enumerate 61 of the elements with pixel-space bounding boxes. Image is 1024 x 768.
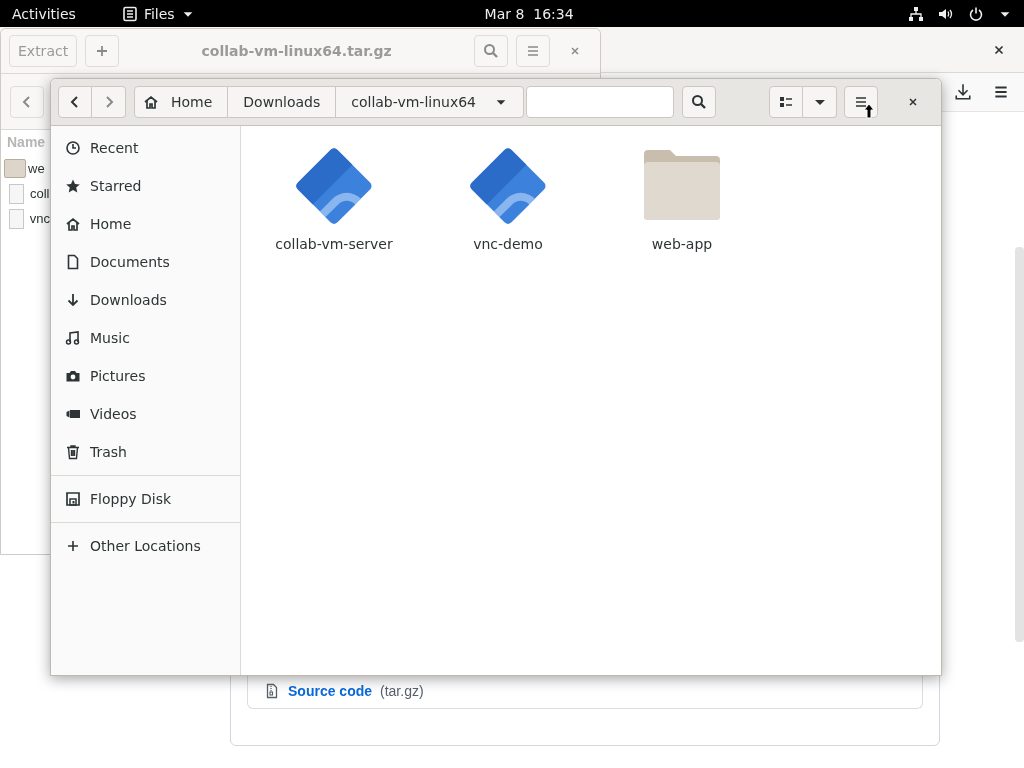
sidebar-item[interactable]: Starred	[51, 167, 240, 205]
activities-button[interactable]: Activities	[12, 5, 76, 22]
menu-button[interactable]	[844, 86, 878, 118]
sidebar-item[interactable]: Documents	[51, 243, 240, 281]
app-icon	[121, 5, 138, 22]
power-icon	[968, 5, 984, 22]
file-name[interactable]: web-app	[651, 236, 713, 252]
clock[interactable]: Mar 8 16:34	[484, 5, 574, 22]
sidebar-item[interactable]: Recent	[51, 129, 240, 167]
file-format: (tar.gz)	[380, 683, 424, 699]
sidebar-item[interactable]: Floppy Disk	[51, 480, 240, 518]
path-button[interactable]: Downloads	[228, 86, 337, 118]
home-icon	[143, 94, 159, 110]
sidebar-item[interactable]: Other Locations	[51, 527, 240, 565]
folder-icon	[4, 159, 26, 178]
document-icon	[65, 254, 81, 270]
view-button[interactable]	[769, 86, 803, 118]
menu-icon	[853, 94, 869, 110]
system-menu[interactable]	[908, 5, 1012, 22]
column-header: Name	[6, 134, 47, 152]
location-field[interactable]	[526, 86, 675, 118]
clock-icon	[65, 140, 81, 156]
sidebar-item[interactable]: Music	[51, 319, 240, 357]
download-icon	[954, 83, 972, 101]
file-name[interactable]: collab-vm-server	[275, 236, 393, 252]
source-code-link[interactable]: Source code	[288, 683, 373, 699]
file-icon	[9, 208, 24, 229]
star-icon	[65, 178, 81, 194]
file-name[interactable]: we	[28, 161, 45, 176]
search-icon	[483, 43, 499, 59]
list-view-icon	[778, 94, 794, 110]
add-button[interactable]	[85, 35, 120, 67]
sidebar-item[interactable]: Downloads	[51, 281, 240, 319]
mouse-pointer-icon	[861, 103, 877, 119]
app-menu[interactable]: Files	[121, 5, 195, 22]
trash-icon	[65, 444, 81, 460]
close-icon	[907, 96, 919, 108]
back-button[interactable]	[58, 86, 92, 118]
search-icon	[691, 94, 708, 110]
file-name[interactable]: vnc-demo	[473, 236, 543, 252]
file-name[interactable]: vnc	[29, 211, 50, 226]
sidebar-item[interactable]: Videos	[51, 395, 240, 433]
plus-icon	[65, 538, 81, 554]
window-title: collab-vm-linux64.tar.gz	[200, 43, 393, 59]
sidebar-item[interactable]: Trash	[51, 433, 240, 471]
file-icon	[9, 183, 24, 204]
down-arrow-icon	[65, 292, 81, 308]
menu-icon	[525, 43, 541, 59]
scrollbar-thumb[interactable]	[1015, 247, 1024, 642]
file-name[interactable]: coll	[30, 186, 50, 201]
network-icon	[908, 5, 924, 22]
home-icon	[65, 216, 81, 232]
path-button[interactable]: Home	[134, 86, 229, 118]
sidebar-item[interactable]: Pictures	[51, 357, 240, 395]
camera-icon	[65, 368, 81, 384]
sidebar-item[interactable]: Home	[51, 205, 240, 243]
search-button[interactable]	[682, 86, 717, 118]
path-button[interactable]: collab-vm-linux64	[336, 86, 525, 118]
zip-file-icon	[264, 683, 280, 699]
close-icon	[569, 45, 581, 57]
music-note-icon	[65, 330, 81, 346]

※ ※ ※

• **Written problem**:
Reproduce every line of the entry above without any changes, but leave out the picture.

• **Output of the task**:
enumerate 61 of the elements with pixel-space bounding boxes. Image is 1024 x 768.
sidebar-item[interactable]: Starred	[51, 167, 240, 205]
activities-button[interactable]: Activities	[12, 5, 76, 22]
menu-button[interactable]	[844, 86, 878, 118]
sidebar-item[interactable]: Documents	[51, 243, 240, 281]
app-icon	[121, 5, 138, 22]
power-icon	[968, 5, 984, 22]
file-name[interactable]: web-app	[651, 236, 713, 252]
clock[interactable]: Mar 8 16:34	[484, 5, 574, 22]
sidebar-item[interactable]: Recent	[51, 129, 240, 167]
file-format: (tar.gz)	[380, 683, 424, 699]
sidebar-item[interactable]: Floppy Disk	[51, 480, 240, 518]
path-button[interactable]: Downloads	[228, 86, 337, 118]
home-icon	[143, 94, 159, 110]
sidebar-item[interactable]: Other Locations	[51, 527, 240, 565]
folder-icon	[4, 159, 26, 178]
document-icon	[65, 254, 81, 270]
view-button[interactable]	[769, 86, 803, 118]
menu-icon	[853, 94, 869, 110]
system-menu[interactable]	[908, 5, 1012, 22]
column-header: Name	[6, 134, 47, 152]
location-field[interactable]	[526, 86, 675, 118]
clock-icon	[65, 140, 81, 156]
sidebar-item[interactable]: Music	[51, 319, 240, 357]
download-icon	[954, 83, 972, 101]
file-name[interactable]: collab-vm-server	[275, 236, 393, 252]
source-code-link[interactable]: Source code	[288, 683, 373, 699]
file-icon	[9, 208, 24, 229]
star-icon	[65, 178, 81, 194]
file-name[interactable]: we	[28, 161, 45, 176]
search-icon	[483, 43, 499, 59]
list-view-icon	[778, 94, 794, 110]
add-button[interactable]	[85, 35, 120, 67]
sidebar-item[interactable]: Downloads	[51, 281, 240, 319]
mouse-pointer-icon	[861, 103, 877, 119]
app-menu[interactable]: Files	[121, 5, 195, 22]
trash-icon	[65, 444, 81, 460]
close-icon	[907, 96, 919, 108]
back-button[interactable]	[58, 86, 92, 118]
search-icon	[691, 94, 708, 110]
file-name[interactable]: vnc-demo	[473, 236, 543, 252]
file-name[interactable]: vnc	[29, 211, 50, 226]
sidebar-item[interactable]: Videos	[51, 395, 240, 433]
plus-icon	[65, 538, 81, 554]
window-title: collab-vm-linux64.tar.gz	[200, 43, 393, 59]
sidebar-item[interactable]: Trash	[51, 433, 240, 471]
file-icon	[9, 183, 24, 204]
down-arrow-icon	[65, 292, 81, 308]
menu-icon	[525, 43, 541, 59]
scrollbar-thumb[interactable]	[1015, 247, 1024, 642]
file-name[interactable]: coll	[30, 186, 50, 201]
network-icon	[908, 5, 924, 22]
home-icon	[65, 216, 81, 232]
path-button[interactable]: Home	[134, 86, 229, 118]
sidebar-item[interactable]: Pictures	[51, 357, 240, 395]
camera-icon	[65, 368, 81, 384]
sidebar-item[interactable]: Home	[51, 205, 240, 243]
search-button[interactable]	[682, 86, 717, 118]
path-button[interactable]: collab-vm-linux64	[336, 86, 525, 118]
zip-file-icon	[264, 683, 280, 699]
close-icon	[569, 45, 581, 57]
music-note-icon	[65, 330, 81, 346]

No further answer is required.